Gather all lines in the records below that include the word "circle".

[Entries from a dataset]
--- begin ---

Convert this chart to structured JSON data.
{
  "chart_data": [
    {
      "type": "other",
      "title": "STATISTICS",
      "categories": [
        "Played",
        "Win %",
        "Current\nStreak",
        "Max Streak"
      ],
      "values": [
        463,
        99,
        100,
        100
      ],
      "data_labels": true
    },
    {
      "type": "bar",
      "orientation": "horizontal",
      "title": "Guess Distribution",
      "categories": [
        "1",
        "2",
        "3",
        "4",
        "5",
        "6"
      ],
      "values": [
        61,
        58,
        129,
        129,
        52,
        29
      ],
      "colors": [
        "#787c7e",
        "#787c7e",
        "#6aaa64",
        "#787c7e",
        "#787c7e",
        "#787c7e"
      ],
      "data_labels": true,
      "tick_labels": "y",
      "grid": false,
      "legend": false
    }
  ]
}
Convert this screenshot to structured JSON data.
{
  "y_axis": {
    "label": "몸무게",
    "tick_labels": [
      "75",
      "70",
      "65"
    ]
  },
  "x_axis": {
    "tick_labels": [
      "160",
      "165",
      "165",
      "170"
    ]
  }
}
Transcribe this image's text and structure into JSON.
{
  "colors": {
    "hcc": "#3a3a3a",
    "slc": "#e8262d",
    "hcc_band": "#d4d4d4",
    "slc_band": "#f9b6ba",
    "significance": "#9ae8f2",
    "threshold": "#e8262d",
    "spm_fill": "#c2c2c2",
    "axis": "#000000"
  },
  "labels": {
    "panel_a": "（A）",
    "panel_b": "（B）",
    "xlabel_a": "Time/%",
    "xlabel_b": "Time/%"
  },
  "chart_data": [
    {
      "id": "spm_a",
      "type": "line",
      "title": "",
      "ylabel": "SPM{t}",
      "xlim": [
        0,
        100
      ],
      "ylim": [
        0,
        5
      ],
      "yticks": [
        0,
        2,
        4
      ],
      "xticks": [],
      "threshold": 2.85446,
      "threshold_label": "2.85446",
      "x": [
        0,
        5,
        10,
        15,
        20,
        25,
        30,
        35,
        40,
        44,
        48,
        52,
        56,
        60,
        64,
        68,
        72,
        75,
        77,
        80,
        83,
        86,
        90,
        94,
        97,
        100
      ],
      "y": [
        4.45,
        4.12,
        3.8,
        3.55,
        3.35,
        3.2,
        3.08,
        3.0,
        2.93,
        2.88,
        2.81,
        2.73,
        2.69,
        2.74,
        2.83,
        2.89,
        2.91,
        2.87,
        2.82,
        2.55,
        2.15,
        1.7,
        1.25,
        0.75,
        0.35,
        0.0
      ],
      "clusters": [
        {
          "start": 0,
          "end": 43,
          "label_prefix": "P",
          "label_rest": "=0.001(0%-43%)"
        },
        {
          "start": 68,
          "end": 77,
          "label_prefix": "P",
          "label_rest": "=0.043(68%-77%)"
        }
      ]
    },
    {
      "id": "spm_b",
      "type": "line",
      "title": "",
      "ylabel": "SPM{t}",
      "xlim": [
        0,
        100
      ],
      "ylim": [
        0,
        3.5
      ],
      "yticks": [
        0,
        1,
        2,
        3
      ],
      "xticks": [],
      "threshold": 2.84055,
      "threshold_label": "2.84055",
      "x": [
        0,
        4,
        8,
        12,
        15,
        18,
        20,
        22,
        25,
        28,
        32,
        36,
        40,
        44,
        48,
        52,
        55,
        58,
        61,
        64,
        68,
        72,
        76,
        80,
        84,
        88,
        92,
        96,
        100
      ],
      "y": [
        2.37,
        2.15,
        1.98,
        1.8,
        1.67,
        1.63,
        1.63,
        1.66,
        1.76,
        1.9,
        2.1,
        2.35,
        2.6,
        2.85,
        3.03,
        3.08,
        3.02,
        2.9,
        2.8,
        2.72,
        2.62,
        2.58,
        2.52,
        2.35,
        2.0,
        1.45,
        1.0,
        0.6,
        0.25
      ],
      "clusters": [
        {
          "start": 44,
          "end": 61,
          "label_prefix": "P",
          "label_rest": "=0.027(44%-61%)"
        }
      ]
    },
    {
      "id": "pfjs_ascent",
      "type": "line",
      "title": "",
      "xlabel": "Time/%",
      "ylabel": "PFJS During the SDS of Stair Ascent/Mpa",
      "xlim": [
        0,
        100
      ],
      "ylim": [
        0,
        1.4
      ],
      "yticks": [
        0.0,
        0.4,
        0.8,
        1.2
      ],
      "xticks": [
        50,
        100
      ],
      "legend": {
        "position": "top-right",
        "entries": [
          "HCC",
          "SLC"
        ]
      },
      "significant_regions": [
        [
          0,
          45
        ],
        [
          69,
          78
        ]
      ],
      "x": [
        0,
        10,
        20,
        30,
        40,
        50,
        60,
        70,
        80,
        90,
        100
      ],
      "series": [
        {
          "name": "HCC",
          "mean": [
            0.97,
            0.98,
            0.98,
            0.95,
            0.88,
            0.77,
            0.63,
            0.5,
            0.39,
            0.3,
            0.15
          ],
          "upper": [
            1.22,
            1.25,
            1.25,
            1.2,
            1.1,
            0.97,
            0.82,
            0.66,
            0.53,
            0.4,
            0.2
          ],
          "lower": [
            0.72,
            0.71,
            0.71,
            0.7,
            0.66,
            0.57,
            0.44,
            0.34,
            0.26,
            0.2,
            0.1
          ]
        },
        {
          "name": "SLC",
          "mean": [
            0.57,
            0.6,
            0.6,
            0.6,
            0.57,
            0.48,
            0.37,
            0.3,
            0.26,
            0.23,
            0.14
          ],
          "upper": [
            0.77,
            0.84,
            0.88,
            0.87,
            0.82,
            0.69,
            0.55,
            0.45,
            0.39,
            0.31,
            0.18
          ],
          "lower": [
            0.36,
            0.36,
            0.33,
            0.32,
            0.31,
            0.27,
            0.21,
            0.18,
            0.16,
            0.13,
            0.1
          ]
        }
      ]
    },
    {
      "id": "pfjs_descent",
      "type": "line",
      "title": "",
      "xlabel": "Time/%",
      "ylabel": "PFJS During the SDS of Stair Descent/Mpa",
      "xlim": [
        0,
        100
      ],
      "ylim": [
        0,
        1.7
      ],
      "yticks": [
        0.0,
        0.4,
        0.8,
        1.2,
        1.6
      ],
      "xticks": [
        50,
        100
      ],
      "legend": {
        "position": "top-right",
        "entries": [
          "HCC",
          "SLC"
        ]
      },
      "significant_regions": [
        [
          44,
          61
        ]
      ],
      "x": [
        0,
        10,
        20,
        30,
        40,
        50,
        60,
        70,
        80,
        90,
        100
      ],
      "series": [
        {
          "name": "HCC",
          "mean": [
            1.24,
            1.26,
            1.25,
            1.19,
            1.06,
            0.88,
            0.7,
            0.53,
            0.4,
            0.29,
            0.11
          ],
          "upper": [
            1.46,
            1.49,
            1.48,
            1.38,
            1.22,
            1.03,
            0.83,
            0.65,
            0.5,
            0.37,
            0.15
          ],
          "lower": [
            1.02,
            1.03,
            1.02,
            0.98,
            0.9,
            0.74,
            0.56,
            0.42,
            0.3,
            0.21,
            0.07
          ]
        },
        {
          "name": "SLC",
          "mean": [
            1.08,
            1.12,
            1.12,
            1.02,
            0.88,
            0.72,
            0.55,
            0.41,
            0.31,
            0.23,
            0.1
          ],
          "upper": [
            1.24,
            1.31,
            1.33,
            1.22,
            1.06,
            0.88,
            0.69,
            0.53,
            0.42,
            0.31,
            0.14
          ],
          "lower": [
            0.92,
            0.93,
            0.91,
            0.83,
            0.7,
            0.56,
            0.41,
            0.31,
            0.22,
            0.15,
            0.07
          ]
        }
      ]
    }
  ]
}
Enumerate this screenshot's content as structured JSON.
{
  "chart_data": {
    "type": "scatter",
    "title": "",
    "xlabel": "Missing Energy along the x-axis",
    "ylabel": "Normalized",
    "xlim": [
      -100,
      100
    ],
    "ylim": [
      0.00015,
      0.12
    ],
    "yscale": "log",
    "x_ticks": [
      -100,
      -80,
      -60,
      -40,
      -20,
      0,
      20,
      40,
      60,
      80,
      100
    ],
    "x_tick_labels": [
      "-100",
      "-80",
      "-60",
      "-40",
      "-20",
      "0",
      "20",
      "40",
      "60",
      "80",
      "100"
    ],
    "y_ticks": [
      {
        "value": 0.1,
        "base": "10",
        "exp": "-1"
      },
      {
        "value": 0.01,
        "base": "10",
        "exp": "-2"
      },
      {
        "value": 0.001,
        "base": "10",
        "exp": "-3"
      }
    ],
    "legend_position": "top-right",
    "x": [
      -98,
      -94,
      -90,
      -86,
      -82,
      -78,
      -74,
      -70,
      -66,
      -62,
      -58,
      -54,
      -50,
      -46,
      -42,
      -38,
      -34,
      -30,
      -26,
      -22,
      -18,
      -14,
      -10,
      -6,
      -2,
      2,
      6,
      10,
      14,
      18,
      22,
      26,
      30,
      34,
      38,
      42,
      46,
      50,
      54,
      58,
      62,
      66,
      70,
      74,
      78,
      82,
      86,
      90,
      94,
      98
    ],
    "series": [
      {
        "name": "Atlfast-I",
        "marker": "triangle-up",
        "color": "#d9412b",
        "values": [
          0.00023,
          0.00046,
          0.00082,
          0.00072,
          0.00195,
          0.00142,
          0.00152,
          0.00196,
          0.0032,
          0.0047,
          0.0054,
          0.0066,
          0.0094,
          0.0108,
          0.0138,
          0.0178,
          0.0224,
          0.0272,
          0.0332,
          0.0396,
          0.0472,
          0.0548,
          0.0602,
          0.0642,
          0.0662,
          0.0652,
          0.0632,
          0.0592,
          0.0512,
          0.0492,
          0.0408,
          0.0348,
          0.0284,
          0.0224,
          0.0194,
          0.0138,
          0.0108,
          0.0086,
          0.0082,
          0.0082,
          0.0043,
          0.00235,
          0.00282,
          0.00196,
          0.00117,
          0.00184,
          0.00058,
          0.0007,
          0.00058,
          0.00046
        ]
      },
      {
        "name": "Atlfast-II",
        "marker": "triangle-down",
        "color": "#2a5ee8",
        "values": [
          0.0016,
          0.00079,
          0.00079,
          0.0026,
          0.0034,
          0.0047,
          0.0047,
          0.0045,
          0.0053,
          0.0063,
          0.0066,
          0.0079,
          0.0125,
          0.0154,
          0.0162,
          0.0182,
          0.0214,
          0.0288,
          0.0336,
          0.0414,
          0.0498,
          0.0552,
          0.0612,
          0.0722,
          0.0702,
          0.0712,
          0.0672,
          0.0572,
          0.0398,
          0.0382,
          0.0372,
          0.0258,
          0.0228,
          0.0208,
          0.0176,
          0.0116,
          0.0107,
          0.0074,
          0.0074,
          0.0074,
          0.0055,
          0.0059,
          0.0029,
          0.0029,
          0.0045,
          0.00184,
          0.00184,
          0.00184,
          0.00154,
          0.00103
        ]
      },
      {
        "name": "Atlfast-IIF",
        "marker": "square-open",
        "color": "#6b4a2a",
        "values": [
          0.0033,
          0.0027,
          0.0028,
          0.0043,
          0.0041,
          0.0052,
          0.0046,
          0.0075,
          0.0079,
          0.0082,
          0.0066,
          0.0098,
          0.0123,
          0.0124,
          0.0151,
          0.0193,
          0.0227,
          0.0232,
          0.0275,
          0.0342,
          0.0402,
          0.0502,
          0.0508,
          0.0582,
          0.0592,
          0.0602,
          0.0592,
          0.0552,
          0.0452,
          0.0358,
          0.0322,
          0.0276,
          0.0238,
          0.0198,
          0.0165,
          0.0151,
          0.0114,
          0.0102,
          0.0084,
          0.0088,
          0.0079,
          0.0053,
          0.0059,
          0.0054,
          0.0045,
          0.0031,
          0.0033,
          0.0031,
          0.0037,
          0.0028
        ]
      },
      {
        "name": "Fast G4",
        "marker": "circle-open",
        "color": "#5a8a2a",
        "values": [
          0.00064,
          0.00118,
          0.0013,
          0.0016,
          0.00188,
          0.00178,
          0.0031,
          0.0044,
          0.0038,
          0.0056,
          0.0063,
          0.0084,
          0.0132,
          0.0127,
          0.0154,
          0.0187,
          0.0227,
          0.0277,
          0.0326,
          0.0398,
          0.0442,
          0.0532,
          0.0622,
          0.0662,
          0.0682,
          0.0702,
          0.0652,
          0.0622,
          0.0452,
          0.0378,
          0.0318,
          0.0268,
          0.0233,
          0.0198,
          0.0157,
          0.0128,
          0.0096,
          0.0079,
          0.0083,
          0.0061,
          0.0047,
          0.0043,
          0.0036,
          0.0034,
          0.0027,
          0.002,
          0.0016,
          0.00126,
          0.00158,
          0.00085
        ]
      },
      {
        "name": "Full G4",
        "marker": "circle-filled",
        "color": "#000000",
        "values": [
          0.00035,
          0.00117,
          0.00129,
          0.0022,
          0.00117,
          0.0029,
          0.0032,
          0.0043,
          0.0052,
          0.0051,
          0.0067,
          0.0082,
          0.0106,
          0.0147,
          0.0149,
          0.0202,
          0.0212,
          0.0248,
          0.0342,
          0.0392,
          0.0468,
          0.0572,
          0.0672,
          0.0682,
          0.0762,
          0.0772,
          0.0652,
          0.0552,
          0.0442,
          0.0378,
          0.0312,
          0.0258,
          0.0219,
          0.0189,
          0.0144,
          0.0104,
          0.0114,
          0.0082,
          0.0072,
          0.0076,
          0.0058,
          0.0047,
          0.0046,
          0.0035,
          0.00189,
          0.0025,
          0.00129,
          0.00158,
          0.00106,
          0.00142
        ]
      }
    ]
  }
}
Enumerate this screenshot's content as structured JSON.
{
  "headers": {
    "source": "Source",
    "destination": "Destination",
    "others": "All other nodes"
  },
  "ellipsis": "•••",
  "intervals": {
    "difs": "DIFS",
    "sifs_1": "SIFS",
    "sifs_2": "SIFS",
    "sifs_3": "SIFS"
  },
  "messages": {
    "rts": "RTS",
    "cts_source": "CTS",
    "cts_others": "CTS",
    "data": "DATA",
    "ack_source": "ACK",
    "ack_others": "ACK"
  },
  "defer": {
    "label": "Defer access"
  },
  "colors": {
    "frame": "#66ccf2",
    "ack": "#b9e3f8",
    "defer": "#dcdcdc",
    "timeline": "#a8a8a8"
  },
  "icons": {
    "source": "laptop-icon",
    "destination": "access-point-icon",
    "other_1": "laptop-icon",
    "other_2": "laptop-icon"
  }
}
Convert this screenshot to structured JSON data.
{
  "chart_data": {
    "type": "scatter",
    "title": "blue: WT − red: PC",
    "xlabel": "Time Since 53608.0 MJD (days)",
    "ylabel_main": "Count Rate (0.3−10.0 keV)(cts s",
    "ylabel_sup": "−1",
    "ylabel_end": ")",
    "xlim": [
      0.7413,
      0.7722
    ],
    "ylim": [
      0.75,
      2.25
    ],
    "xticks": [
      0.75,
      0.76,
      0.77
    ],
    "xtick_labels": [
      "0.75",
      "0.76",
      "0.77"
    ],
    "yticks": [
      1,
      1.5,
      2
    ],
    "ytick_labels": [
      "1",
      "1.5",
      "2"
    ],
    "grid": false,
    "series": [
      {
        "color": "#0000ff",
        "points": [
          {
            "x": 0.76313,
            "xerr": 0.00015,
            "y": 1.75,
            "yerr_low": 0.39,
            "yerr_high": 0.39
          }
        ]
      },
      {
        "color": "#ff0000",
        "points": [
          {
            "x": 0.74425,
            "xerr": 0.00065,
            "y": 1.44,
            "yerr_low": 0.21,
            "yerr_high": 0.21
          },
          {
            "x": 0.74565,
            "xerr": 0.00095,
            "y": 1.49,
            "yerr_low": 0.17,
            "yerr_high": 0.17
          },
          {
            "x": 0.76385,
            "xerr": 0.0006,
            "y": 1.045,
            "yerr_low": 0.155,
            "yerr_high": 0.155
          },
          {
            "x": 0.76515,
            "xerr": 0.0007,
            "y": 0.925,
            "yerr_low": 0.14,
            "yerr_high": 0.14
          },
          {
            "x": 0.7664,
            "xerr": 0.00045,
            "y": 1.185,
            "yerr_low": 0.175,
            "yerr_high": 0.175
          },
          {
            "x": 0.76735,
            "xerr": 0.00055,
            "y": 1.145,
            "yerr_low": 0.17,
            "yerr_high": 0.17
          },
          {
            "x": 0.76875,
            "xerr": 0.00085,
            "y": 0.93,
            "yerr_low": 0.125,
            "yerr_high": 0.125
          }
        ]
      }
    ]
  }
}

--- end ---

Exercise solution:
        "marker": "circle-open",
        "marker": "circle-filled",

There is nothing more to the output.